GIVEN EXERCISE:
Restate each line word for word. Leave out every picture.
┌──
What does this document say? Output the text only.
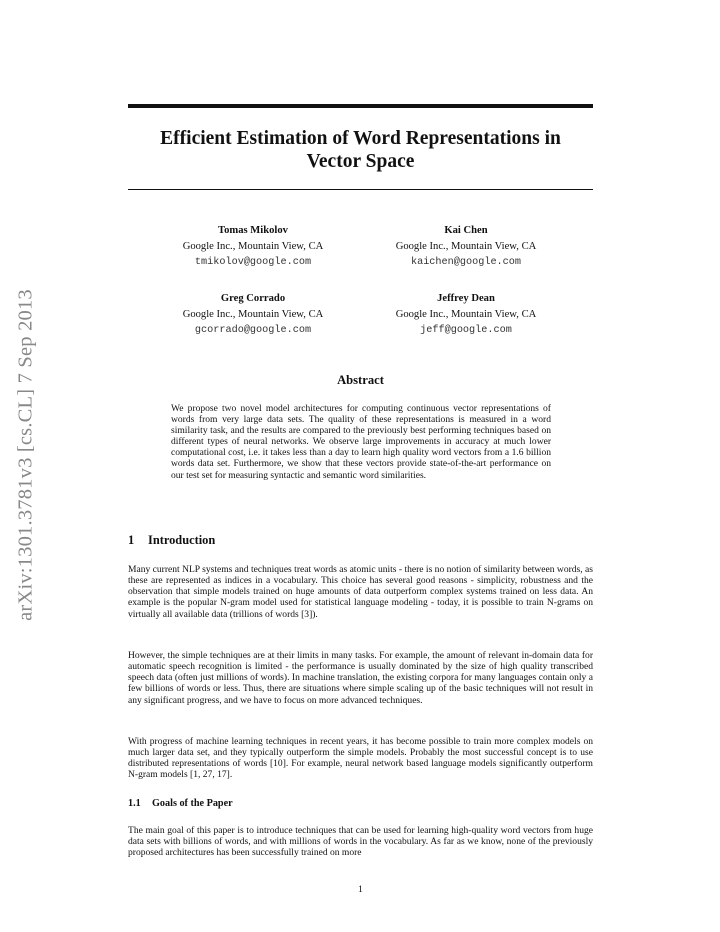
arXiv:1301.3781v3 [cs.CL] 7 Sep 2013
Efficient Estimation of Word Representations in
Vector Space
Tomas Mikolov
Google Inc., Mountain View, CA
tmikolov@google.com
Kai Chen
Google Inc., Mountain View, CA
kaichen@google.com
Greg Corrado
Google Inc., Mountain View, CA
gcorrado@google.com
Jeffrey Dean
Google Inc., Mountain View, CA
jeff@google.com
Abstract
We propose two novel model architectures for computing continuous vector representations of words from very large data sets. The quality of these representations is measured in a word similarity task, and the results are compared to the previously best performing techniques based on different types of neural networks. We observe large improvements in accuracy at much lower computational cost, i.e. it takes less than a day to learn high quality word vectors from a 1.6 billion words data set. Furthermore, we show that these vectors provide state-of-the-art performance on our test set for measuring syntactic and semantic word similarities.
1 Introduction

Many current NLP systems and techniques treat words as atomic units - there is no notion of similarity between words, as these are represented as indices in a vocabulary. This choice has several good reasons - simplicity, robustness and the observation that simple models trained on huge amounts of data outperform complex systems trained on less data. An example is the popular N-gram model used for statistical language modeling - today, it is possible to train N-grams on virtually all available data (trillions of words [3]).

However, the simple techniques are at their limits in many tasks. For example, the amount of relevant in-domain data for automatic speech recognition is limited - the performance is usually dominated by the size of high quality transcribed speech data (often just millions of words). In machine translation, the existing corpora for many languages contain only a few billions of words or less. Thus, there are situations where simple scaling up of the basic techniques will not result in any significant progress, and we have to focus on more advanced techniques.

With progress of machine learning techniques in recent years, it has become possible to train more complex models on much larger data set, and they typically outperform the simple models. Probably the most successful concept is to use distributed representations of words [10]. For example, neural network based language models significantly outperform N-gram models [1, 27, 17].

1.1 Goals of the Paper

The main goal of this paper is to introduce techniques that can be used for learning high-quality word vectors from huge data sets with billions of words, and with millions of words in the vocabulary. As far as we know, none of the previously proposed architectures has been successfully trained on more

1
└──
RESPONSE TO THE EXERCISE:
What does this document say? Output the text only.
arXiv:1301.3781v3 [cs.CL] 7 Sep 2013
Efficient Estimation of Word Representations in
Vector Space
Tomas Mikolov
Google Inc., Mountain View, CA
tmikolov@google.com
Kai Chen
Google Inc., Mountain View, CA
kaichen@google.com
Greg Corrado
Google Inc., Mountain View, CA
gcorrado@google.com
Jeffrey Dean
Google Inc., Mountain View, CA
jeff@google.com
Abstract
We propose two novel model architectures for computing continuous vector representations of words from very large data sets. The quality of these representations is measured in a word similarity task, and the results are compared to the previously best performing techniques based on different types of neural networks. We observe large improvements in accuracy at much lower computational cost, i.e. it takes less than a day to learn high quality word vectors from a 1.6 billion words data set. Furthermore, we show that these vectors provide state-of-the-art performance on our test set for measuring syntactic and semantic word similarities.
1 Introduction

Many current NLP systems and techniques treat words as atomic units - there is no notion of similarity between words, as these are represented as indices in a vocabulary. This choice has several good reasons - simplicity, robustness and the observation that simple models trained on huge amounts of data outperform complex systems trained on less data. An example is the popular N-gram model used for statistical language modeling - today, it is possible to train N-grams on virtually all available data (trillions of words [3]).

However, the simple techniques are at their limits in many tasks. For example, the amount of relevant in-domain data for automatic speech recognition is limited - the performance is usually dominated by the size of high quality transcribed speech data (often just millions of words). In machine translation, the existing corpora for many languages contain only a few billions of words or less. Thus, there are situations where simple scaling up of the basic techniques will not result in any significant progress, and we have to focus on more advanced techniques.

With progress of machine learning techniques in recent years, it has become possible to train more complex models on much larger data set, and they typically outperform the simple models. Probably the most successful concept is to use distributed representations of words [10]. For example, neural network based language models significantly outperform N-gram models [1, 27, 17].

1.1 Goals of the Paper

The main goal of this paper is to introduce techniques that can be used for learning high-quality word vectors from huge data sets with billions of words, and with millions of words in the vocabulary. As far as we know, none of the previously proposed architectures has been successfully trained on more

1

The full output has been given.